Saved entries
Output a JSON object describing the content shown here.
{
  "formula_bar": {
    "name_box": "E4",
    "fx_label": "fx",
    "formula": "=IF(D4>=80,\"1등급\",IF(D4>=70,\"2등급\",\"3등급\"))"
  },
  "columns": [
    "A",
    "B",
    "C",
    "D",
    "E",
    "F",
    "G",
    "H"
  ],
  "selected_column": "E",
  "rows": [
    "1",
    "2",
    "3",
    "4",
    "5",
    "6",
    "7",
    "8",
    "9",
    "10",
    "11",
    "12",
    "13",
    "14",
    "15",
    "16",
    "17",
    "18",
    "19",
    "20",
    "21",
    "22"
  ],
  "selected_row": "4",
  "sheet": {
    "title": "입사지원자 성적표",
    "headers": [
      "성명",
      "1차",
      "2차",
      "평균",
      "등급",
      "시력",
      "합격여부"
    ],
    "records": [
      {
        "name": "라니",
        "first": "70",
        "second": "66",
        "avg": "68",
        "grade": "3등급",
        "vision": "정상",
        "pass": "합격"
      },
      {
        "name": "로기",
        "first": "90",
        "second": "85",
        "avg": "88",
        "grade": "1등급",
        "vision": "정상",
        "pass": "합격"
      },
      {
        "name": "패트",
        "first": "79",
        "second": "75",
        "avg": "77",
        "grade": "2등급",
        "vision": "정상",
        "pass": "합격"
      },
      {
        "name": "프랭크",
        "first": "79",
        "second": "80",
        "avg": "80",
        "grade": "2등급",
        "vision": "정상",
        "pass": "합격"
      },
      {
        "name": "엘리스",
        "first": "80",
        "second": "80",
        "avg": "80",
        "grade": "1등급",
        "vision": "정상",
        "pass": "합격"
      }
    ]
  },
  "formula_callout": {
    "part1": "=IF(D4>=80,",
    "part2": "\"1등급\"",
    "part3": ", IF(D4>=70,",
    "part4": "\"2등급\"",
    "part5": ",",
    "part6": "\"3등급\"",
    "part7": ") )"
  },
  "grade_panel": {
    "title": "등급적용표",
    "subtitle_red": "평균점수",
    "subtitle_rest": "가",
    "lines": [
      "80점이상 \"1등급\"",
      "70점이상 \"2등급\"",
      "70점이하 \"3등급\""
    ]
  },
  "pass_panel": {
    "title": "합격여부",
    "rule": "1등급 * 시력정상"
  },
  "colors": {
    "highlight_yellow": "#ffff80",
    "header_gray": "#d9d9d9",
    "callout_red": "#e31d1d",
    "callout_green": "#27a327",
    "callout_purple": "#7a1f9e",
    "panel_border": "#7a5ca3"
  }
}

* * *

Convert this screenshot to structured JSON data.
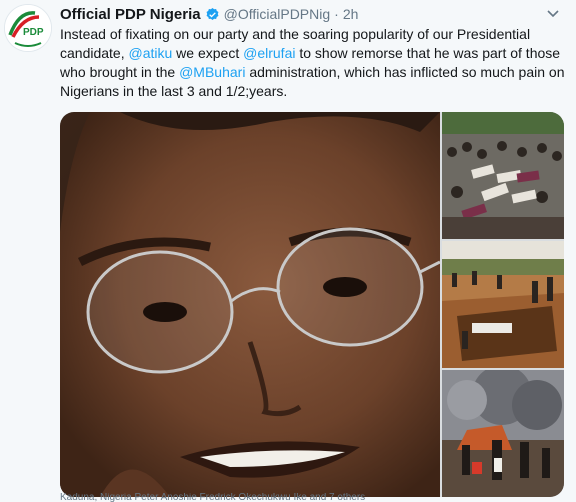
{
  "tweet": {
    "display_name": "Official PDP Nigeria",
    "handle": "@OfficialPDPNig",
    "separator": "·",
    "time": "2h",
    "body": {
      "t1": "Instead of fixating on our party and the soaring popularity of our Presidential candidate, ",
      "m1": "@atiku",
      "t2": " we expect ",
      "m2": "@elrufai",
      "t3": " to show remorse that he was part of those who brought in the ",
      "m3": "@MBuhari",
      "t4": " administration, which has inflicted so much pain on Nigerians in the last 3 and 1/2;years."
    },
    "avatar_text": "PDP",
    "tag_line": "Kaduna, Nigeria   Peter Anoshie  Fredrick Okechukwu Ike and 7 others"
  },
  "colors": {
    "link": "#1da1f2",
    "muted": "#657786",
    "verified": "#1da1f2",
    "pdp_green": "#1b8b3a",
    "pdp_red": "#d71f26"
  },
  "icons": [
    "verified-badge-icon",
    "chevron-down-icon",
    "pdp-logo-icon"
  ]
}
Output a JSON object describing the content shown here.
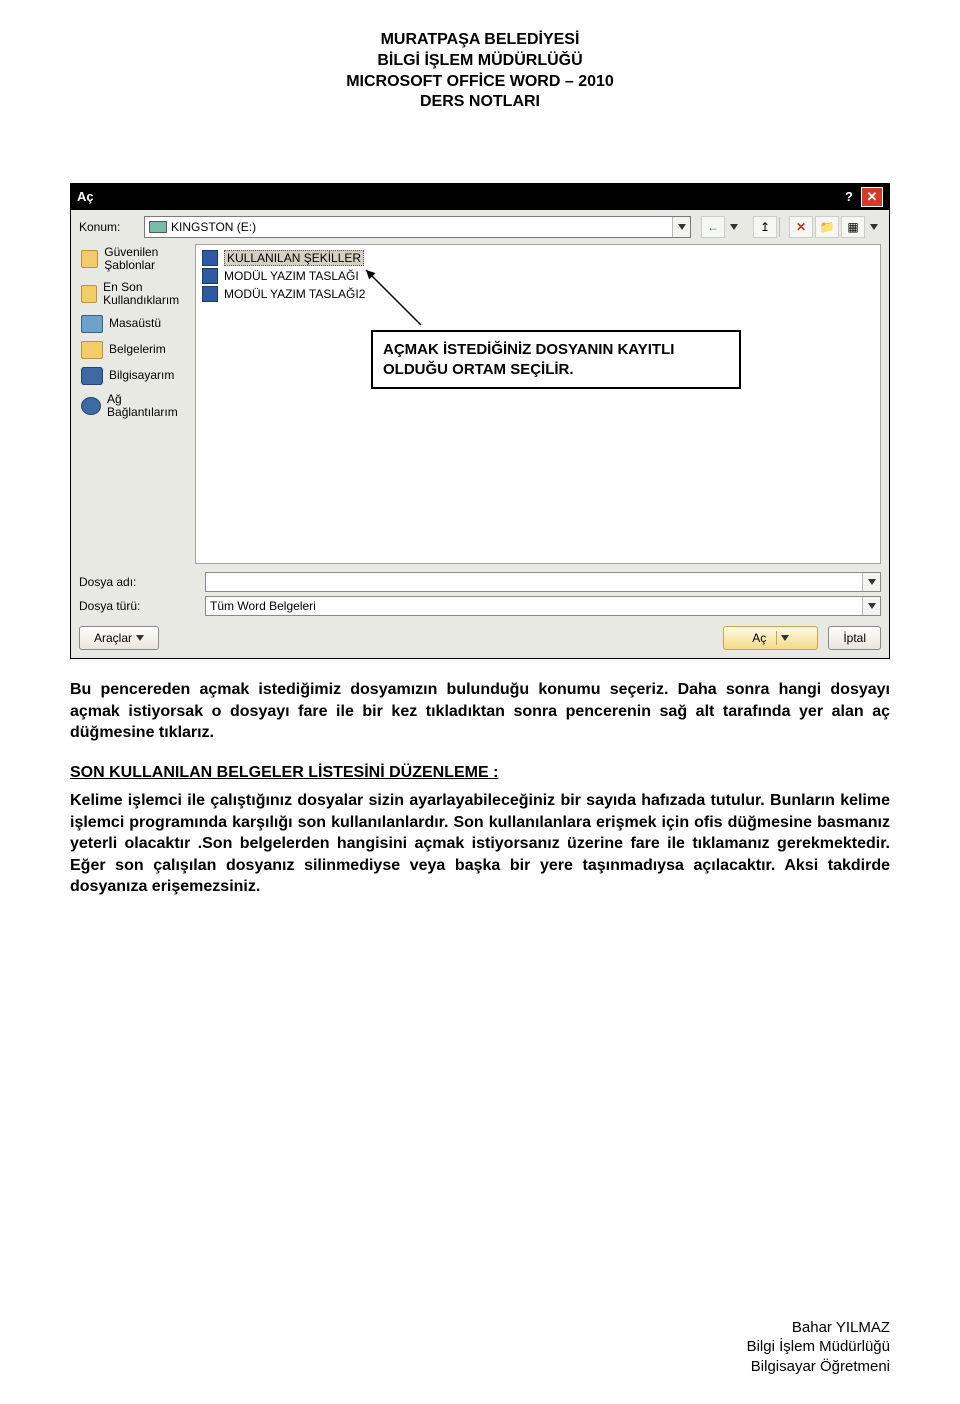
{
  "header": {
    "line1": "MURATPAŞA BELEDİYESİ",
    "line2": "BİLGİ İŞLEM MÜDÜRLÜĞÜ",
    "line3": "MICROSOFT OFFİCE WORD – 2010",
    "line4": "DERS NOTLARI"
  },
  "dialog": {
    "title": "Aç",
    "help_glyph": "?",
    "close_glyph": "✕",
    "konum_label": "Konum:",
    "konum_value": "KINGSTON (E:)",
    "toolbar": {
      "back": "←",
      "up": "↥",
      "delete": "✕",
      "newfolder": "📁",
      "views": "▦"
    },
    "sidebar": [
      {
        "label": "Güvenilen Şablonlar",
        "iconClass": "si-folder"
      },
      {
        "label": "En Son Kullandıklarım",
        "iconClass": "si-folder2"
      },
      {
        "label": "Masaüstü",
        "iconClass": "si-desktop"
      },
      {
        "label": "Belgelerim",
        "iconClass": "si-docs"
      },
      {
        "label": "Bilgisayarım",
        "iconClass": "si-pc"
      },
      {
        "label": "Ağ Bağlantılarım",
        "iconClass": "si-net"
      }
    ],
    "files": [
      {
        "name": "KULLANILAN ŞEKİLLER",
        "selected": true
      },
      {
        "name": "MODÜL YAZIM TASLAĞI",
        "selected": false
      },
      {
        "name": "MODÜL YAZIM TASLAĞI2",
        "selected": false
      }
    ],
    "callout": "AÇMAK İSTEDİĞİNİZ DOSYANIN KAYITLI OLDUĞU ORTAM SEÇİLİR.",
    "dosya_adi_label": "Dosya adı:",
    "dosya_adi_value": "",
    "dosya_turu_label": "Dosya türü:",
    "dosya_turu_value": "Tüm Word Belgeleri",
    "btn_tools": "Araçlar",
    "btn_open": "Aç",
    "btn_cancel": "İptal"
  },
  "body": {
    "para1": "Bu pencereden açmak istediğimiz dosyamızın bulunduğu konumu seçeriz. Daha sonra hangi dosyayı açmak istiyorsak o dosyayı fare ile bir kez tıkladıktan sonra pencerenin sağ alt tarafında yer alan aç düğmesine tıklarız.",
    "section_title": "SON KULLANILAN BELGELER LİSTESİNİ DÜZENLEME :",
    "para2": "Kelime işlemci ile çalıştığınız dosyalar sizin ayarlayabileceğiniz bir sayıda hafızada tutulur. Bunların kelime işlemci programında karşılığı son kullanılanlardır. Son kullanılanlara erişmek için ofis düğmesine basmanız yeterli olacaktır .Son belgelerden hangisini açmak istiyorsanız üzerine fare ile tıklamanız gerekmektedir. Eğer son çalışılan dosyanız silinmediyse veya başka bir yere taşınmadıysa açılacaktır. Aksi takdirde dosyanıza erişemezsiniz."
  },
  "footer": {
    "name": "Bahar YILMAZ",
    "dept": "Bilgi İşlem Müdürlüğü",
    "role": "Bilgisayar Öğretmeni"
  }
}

## What the task requires
Scan the listing above for the word "düğmesine" and copy every line that holds it.

## Response to the exercise
    "para1": "Bu pencereden açmak istediğimiz dosyamızın bulunduğu konumu seçeriz. Daha sonra hangi dosyayı açmak istiyorsak o dosyayı fare ile bir kez tıkladıktan sonra pencerenin sağ alt tarafında yer alan aç düğmesine tıklarız.",
    "para2": "Kelime işlemci ile çalıştığınız dosyalar sizin ayarlayabileceğiniz bir sayıda hafızada tutulur. Bunların kelime işlemci programında karşılığı son kullanılanlardır. Son kullanılanlara erişmek için ofis düğmesine basmanız yeterli olacaktır .Son belgelerden hangisini açmak istiyorsanız üzerine fare ile tıklamanız gerekmektedir. Eğer son çalışılan dosyanız silinmediyse veya başka bir yere taşınmadıysa açılacaktır. Aksi takdirde dosyanıza erişemezsiniz."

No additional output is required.